- **EXERCISE AIM**
Could you repeat, word for word, every line from the one containing "Type out the text in this image." through the final line of the records below, and nothing else?
++++ RECORD LIST ++++
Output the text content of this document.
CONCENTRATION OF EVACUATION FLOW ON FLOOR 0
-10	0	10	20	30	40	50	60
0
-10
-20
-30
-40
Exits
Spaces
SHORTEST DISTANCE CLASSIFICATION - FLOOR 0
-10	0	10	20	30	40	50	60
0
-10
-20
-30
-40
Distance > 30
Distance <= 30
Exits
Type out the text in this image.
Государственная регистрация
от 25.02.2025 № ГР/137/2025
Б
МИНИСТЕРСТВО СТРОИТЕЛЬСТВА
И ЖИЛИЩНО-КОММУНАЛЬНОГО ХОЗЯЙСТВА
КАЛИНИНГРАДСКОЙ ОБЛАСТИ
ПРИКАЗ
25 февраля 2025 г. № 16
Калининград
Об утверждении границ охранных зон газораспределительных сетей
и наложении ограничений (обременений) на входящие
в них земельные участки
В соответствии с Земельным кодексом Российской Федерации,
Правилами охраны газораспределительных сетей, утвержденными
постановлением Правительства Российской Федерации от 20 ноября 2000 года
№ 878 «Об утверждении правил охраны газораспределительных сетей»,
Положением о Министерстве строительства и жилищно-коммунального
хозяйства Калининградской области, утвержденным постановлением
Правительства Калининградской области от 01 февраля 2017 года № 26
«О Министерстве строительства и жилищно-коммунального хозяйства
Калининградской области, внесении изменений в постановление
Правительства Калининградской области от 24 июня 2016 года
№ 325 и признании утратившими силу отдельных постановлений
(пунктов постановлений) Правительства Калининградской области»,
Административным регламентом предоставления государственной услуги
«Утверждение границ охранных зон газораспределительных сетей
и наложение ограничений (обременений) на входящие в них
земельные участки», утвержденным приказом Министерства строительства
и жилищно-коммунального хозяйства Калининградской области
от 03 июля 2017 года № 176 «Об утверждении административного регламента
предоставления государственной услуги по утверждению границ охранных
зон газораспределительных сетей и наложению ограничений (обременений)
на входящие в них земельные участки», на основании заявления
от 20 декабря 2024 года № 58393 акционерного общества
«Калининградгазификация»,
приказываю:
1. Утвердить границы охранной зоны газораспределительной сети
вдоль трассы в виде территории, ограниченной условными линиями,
++++
- **FULL SOLUTION**
Type out the text in this image.
Государственная регистрация
от 25.02.2025 № ГР/137/2025
Б
МИНИСТЕРСТВО СТРОИТЕЛЬСТВА
И ЖИЛИЩНО-КОММУНАЛЬНОГО ХОЗЯЙСТВА
КАЛИНИНГРАДСКОЙ ОБЛАСТИ
ПРИКАЗ
25 февраля 2025 г. № 16
Калининград
Об утверждении границ охранных зон газораспределительных сетей
и наложении ограничений (обременений) на входящие
в них земельные участки
В соответствии с Земельным кодексом Российской Федерации,
Правилами охраны газораспределительных сетей, утвержденными
постановлением Правительства Российской Федерации от 20 ноября 2000 года
№ 878 «Об утверждении правил охраны газораспределительных сетей»,
Положением о Министерстве строительства и жилищно-коммунального
хозяйства Калининградской области, утвержденным постановлением
Правительства Калининградской области от 01 февраля 2017 года № 26
«О Министерстве строительства и жилищно-коммунального хозяйства
Калининградской области, внесении изменений в постановление
Правительства Калининградской области от 24 июня 2016 года
№ 325 и признании утратившими силу отдельных постановлений
(пунктов постановлений) Правительства Калининградской области»,
Административным регламентом предоставления государственной услуги
«Утверждение границ охранных зон газораспределительных сетей
и наложение ограничений (обременений) на входящие в них
земельные участки», утвержденным приказом Министерства строительства
и жилищно-коммунального хозяйства Калининградской области
от 03 июля 2017 года № 176 «Об утверждении административного регламента
предоставления государственной услуги по утверждению границ охранных
зон газораспределительных сетей и наложению ограничений (обременений)
на входящие в них земельные участки», на основании заявления
от 20 декабря 2024 года № 58393 акционерного общества
«Калининградгазификация»,
приказываю:
1. Утвердить границы охранной зоны газораспределительной сети
вдоль трассы в виде территории, ограниченной условными линиями,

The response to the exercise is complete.